**Task requirements**
State how many lines of the entries hold the string "اطالة", and nothing more.

**Task material**
● ● ● ●
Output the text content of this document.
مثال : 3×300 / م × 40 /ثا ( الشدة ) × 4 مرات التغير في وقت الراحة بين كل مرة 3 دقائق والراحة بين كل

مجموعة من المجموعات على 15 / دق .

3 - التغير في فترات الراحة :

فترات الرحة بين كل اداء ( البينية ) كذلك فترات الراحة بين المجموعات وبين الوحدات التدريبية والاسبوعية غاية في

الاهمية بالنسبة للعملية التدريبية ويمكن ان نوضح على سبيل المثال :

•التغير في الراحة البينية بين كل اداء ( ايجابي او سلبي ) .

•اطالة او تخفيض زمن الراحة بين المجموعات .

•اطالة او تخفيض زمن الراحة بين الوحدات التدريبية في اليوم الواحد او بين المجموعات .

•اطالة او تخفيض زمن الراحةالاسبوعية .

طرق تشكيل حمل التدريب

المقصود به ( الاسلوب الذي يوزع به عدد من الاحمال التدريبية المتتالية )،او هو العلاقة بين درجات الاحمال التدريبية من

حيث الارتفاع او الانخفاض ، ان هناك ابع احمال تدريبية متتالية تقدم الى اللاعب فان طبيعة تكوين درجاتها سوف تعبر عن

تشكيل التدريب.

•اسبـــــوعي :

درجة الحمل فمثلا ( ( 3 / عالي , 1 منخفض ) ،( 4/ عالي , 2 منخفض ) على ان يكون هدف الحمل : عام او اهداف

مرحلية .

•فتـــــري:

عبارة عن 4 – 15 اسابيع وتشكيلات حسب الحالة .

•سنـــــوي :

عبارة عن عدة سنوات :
● ● ● ●
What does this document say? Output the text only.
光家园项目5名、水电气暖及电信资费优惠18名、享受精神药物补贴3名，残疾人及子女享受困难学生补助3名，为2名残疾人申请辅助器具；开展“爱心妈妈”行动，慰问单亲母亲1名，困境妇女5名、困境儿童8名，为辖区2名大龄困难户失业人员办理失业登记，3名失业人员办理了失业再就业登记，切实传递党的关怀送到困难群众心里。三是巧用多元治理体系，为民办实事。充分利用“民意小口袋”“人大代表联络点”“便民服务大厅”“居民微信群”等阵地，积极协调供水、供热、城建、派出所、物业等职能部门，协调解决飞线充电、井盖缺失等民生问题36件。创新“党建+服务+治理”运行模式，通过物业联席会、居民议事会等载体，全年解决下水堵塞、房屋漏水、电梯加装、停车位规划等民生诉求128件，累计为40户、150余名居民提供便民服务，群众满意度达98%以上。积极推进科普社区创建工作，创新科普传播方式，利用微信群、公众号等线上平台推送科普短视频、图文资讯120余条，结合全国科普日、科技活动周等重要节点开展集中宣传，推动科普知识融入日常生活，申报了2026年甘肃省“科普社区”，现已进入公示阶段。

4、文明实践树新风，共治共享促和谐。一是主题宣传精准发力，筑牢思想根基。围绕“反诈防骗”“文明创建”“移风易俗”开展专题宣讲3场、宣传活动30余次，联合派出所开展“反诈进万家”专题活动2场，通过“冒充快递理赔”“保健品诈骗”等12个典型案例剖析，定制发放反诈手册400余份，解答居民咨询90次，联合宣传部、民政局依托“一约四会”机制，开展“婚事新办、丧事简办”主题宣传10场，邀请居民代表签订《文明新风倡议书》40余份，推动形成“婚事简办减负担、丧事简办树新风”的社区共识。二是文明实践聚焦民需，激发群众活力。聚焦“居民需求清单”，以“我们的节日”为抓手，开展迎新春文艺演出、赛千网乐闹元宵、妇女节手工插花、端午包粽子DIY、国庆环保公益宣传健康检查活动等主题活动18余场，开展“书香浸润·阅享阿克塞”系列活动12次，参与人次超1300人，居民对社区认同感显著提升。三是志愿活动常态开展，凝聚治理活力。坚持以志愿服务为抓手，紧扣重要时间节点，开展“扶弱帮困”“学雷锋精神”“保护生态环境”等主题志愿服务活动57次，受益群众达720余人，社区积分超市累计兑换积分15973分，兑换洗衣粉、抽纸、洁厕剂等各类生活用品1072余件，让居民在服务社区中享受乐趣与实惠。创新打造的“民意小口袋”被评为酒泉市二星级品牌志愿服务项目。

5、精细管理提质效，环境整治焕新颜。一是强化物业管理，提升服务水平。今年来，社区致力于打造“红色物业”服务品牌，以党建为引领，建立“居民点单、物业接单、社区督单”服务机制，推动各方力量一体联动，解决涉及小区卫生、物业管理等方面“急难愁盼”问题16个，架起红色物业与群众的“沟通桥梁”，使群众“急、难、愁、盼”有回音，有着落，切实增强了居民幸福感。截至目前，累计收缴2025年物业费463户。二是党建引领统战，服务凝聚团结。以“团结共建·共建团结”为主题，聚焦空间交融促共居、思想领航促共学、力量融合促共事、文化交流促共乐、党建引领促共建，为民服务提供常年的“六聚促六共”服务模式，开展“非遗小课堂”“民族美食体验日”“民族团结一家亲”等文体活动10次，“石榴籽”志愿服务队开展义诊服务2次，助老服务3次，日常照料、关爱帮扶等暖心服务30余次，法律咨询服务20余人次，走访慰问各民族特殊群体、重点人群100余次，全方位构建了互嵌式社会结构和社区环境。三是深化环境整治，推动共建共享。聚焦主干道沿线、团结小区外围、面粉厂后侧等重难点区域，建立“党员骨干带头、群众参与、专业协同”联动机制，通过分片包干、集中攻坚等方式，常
● ● ● ●
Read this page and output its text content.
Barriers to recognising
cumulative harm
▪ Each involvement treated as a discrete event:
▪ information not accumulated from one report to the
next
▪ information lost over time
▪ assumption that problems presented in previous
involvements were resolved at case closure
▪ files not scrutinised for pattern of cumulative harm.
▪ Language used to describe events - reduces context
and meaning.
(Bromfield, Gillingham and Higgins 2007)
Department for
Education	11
● ● ● ●
**Result for this task**
3